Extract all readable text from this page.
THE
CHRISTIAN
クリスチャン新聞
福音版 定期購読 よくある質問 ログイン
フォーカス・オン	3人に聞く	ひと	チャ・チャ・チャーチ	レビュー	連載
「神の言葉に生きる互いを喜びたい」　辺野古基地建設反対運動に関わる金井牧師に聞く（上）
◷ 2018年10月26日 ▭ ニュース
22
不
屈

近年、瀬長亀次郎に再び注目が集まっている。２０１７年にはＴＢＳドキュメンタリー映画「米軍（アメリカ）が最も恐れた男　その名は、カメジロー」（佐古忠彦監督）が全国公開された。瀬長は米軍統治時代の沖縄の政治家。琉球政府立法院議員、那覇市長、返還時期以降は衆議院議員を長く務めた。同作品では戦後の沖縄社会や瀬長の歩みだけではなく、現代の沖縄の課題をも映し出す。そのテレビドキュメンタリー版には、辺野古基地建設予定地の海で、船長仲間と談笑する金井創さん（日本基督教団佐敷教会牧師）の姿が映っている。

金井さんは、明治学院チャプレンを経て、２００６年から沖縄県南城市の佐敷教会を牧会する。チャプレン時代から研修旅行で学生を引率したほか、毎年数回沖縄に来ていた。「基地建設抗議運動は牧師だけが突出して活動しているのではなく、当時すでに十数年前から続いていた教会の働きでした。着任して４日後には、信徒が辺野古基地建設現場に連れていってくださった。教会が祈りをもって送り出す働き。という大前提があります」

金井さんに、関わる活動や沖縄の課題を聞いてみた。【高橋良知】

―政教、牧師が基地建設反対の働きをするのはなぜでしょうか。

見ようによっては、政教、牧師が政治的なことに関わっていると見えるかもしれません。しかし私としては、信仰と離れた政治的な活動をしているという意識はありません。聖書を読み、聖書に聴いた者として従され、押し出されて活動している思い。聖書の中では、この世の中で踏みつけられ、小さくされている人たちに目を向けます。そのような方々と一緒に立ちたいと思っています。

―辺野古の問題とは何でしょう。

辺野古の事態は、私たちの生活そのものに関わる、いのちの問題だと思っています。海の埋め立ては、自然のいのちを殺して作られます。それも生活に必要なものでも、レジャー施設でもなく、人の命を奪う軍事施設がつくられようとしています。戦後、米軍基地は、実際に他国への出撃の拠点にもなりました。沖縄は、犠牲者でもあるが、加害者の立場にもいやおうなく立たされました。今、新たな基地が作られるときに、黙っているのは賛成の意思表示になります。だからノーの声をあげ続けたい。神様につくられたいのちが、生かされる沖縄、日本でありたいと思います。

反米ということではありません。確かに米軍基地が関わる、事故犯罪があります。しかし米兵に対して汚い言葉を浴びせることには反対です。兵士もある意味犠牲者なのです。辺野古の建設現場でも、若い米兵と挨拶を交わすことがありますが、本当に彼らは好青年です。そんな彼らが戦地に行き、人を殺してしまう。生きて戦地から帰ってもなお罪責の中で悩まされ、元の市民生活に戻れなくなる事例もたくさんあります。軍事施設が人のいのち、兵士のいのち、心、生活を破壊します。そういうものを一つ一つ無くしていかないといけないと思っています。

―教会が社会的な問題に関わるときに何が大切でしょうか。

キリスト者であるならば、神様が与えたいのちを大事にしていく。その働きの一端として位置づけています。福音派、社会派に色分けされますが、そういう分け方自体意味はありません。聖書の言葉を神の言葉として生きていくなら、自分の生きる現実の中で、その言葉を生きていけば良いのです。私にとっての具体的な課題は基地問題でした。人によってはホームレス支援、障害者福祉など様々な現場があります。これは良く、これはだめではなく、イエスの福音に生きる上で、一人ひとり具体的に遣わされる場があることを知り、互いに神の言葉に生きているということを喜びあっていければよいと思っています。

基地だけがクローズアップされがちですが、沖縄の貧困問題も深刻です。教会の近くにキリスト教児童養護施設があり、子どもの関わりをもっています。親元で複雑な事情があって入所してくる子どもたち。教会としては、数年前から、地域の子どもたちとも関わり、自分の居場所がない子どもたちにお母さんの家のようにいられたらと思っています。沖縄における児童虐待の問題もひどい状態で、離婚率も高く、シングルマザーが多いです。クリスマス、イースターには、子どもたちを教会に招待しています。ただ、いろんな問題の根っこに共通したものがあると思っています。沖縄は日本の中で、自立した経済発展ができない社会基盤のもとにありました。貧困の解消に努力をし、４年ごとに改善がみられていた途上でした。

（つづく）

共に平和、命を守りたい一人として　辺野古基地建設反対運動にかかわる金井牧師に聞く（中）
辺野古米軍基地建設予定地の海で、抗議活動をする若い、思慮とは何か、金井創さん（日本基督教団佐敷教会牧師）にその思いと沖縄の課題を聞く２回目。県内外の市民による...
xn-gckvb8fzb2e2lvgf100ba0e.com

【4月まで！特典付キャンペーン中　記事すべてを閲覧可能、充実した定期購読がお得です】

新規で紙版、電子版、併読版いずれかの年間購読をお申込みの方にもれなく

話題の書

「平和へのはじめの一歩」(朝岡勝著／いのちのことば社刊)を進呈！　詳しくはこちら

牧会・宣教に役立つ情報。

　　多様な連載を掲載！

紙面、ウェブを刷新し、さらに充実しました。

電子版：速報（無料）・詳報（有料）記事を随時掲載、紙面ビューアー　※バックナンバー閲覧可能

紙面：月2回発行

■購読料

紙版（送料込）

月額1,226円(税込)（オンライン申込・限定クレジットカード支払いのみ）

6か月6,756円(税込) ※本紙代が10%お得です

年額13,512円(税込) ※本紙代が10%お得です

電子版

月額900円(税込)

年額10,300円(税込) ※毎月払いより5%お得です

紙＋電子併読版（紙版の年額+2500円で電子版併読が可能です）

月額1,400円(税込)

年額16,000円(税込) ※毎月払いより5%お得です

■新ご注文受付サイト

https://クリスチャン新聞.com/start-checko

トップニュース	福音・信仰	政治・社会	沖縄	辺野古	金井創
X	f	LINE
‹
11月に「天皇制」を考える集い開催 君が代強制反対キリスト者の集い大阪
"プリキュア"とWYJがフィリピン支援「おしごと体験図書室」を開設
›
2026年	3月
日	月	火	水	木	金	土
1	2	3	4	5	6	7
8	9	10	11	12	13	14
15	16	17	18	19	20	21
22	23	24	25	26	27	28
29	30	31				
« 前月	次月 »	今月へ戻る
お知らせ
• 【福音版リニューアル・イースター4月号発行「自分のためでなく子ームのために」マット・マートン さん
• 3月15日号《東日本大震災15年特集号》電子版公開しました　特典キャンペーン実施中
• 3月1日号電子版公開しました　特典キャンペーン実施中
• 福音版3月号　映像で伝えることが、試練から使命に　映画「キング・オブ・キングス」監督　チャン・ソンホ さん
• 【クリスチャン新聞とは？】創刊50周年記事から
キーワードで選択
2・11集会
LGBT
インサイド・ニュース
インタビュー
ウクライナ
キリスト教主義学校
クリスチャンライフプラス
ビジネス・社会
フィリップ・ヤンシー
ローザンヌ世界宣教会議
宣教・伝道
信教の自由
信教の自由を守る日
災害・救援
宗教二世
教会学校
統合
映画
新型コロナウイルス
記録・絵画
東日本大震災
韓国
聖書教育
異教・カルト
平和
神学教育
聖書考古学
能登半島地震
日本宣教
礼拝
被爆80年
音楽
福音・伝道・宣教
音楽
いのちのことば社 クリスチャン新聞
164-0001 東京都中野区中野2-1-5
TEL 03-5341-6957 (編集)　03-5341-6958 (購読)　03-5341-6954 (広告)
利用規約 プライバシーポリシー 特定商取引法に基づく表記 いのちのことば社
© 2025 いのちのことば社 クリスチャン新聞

_TASK DETAILS:_
Say how many lines of the data hold the string "日本基督教団佐敷教会牧師". Reply with the number alone.

_THE RESULT:_
2